TESTO FORNITO:
Il lavoratore padre non può richiedere il riposo giornaliero se la madre lavoratrice si trova in astensione obbligatoria o facoltativa, o nel teorico periodo di trattamento economico spettante alla madre dopo il parto, oppure se non si avvale dei riposi perché assente dal lavoro per sospensione da aspettativa, permessi non retribuiti o pause lavorative in caso di rapporto di lavoro nella modalità del part-time verticale.
- I permessi per la malattia del bambino: entro i primi 8 anni di vita del bambino è prevista la possibilità per i genitori di astenersi dal lavoro in occasione di una malattia del figlio. Tali permessi sono non retribuiti (salvo che il CCNL – Contratto Collettivo Nazionale di Lavoro applicato dal datore di lavoro, preveda diversamente). Per i primi tre anni di vita sono in numero illimitato e possono essere goduti alternativamente dal padre o dalla madre, mentre fra il terzo e l’ottavo anno sono previsti per un massimo di cinque giorni per ciascun genitore. In ogni caso va presentata al datore di lavoro la relativa certificazione medica a supporto.

CONSEGNE:
- A) Nel testo sui permessi per i genitori, per quanti giorni al massimo ciascun genitore può astenersi dal lavoro per la malattia del figlio fra il terzo e l'ottavo anno di vita?
- B) Riporta dal testo sui permessi per i genitori il passo che va da "Il lavoratore padre" fino a "del part-time verticale." compreso.
- C) Prosegui il testo sui permessi per i genitori a partire dal punto in cui si interrompe.

[Dati per il riconoscimento della struttura del documento]
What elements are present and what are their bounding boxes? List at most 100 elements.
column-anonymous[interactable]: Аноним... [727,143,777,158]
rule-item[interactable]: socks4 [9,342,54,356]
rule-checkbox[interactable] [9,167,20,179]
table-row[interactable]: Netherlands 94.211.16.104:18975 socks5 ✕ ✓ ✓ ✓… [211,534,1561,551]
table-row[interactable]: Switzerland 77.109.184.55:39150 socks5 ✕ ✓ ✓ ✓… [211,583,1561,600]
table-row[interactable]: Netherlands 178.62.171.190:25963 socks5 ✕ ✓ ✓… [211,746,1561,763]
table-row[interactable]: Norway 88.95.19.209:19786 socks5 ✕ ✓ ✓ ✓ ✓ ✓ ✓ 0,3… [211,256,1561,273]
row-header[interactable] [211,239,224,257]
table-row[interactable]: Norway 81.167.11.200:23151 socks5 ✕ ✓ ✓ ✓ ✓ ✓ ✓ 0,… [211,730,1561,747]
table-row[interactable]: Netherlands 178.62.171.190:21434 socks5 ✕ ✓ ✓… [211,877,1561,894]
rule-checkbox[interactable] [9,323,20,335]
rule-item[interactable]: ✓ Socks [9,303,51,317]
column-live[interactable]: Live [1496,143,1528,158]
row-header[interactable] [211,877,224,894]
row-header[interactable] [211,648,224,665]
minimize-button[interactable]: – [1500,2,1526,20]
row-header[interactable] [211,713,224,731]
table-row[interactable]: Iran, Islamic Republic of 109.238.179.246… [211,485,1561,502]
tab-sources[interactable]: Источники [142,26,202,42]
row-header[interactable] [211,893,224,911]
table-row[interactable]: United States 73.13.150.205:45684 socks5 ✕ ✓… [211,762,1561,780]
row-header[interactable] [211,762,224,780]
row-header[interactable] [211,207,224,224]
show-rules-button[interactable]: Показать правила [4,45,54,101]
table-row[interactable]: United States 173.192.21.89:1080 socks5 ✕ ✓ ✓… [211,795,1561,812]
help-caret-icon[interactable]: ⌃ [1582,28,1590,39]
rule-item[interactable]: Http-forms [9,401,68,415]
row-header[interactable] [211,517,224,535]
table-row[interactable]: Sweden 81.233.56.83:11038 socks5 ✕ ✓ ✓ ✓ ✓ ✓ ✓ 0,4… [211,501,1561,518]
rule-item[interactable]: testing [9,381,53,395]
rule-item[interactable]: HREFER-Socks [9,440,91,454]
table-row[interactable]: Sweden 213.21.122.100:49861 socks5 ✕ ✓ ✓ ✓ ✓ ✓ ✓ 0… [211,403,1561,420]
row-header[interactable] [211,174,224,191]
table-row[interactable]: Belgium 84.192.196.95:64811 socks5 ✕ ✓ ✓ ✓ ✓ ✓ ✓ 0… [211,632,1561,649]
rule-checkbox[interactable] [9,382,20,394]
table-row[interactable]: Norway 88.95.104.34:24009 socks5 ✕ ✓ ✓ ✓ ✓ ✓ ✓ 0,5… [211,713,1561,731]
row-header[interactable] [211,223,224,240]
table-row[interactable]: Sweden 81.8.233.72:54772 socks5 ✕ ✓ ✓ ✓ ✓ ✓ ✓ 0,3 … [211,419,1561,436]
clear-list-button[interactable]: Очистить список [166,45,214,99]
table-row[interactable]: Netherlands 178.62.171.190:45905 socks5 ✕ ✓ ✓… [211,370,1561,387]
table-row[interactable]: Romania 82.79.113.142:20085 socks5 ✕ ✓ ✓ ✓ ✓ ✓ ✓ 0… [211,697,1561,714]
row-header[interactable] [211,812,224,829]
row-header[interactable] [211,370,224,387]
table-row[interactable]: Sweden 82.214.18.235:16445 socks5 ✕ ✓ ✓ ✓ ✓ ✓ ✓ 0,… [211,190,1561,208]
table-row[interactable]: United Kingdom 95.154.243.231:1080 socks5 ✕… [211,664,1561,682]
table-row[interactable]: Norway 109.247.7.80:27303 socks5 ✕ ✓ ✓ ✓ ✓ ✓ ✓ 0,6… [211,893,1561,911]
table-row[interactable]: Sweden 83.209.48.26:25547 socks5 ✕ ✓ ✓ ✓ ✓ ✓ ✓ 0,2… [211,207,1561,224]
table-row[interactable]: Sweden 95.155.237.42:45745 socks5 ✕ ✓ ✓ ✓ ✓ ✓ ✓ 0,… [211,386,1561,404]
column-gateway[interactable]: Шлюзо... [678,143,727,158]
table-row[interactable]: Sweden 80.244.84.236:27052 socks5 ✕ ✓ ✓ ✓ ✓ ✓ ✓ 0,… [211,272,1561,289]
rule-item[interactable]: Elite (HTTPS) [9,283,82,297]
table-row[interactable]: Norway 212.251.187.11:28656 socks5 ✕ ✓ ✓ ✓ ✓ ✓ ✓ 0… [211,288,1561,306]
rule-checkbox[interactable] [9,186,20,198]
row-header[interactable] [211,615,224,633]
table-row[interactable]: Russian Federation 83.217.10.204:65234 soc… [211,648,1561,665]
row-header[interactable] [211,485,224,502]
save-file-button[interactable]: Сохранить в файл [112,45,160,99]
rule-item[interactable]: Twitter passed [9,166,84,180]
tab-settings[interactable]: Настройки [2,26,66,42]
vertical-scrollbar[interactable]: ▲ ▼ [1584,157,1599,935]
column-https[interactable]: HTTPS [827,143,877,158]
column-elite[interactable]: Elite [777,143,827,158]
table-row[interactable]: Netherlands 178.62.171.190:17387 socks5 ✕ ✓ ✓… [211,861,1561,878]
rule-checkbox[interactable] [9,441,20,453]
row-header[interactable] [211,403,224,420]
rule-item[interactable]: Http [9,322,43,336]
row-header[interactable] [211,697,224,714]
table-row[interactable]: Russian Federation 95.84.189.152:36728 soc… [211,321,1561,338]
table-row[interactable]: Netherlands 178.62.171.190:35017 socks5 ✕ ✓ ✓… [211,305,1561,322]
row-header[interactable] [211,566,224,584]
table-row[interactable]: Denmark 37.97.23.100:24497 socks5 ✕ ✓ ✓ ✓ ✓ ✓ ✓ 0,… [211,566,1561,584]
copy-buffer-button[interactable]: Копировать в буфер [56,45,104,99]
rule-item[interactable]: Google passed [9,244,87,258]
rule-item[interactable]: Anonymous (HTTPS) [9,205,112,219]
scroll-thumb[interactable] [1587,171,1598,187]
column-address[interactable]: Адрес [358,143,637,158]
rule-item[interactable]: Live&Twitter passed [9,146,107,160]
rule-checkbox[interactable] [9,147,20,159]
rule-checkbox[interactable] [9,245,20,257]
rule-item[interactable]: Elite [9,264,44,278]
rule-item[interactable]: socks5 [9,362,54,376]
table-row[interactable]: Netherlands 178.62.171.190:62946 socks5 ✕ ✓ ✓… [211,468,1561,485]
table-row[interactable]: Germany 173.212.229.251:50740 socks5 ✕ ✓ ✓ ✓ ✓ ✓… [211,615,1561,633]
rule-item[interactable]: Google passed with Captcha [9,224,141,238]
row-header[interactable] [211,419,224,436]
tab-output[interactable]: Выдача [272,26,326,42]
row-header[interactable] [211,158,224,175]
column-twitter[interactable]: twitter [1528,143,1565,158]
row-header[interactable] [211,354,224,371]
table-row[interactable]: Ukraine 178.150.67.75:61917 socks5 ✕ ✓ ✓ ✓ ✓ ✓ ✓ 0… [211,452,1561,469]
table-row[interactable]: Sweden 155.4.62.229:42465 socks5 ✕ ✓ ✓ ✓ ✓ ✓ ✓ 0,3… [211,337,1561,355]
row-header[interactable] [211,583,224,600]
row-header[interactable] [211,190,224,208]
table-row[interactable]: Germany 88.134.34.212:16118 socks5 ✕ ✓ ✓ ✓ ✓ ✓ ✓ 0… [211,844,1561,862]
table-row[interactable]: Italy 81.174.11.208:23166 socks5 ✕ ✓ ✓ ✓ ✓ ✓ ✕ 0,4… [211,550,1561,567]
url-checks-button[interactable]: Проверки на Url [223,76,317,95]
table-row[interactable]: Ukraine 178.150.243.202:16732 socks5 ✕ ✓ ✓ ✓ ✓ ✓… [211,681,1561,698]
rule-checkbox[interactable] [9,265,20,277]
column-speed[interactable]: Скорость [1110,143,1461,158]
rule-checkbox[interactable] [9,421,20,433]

RISPOSTE FORNITE:
- A) Per un massimo di cinque giorni.

- B)
Il lavoratore padre non può richiedere il riposo giornaliero se la madre lavoratrice si trova in astensione obbligatoria o facoltativa, o nel teorico periodo di trattamento economico spettante alla madre dopo il parto, oppure se non si avvale dei riposi perché assente dal lavoro per sospensione da aspettativa, permessi non retribuiti o pause lavorative in caso di rapporto di lavoro nella modalità del part-time verticale.

- C)
Tutte le fattispecie giuridiche che abbiamo analizzato sono istituti che hanno grande impatto positivo sul benessere delle famiglie e sono fondamentali sia a livello culturale che legislativo per aumentare la tutela giuridica dei padri e consentire così una sempre maggiore parità genitoriale nell’accudimento dei figli.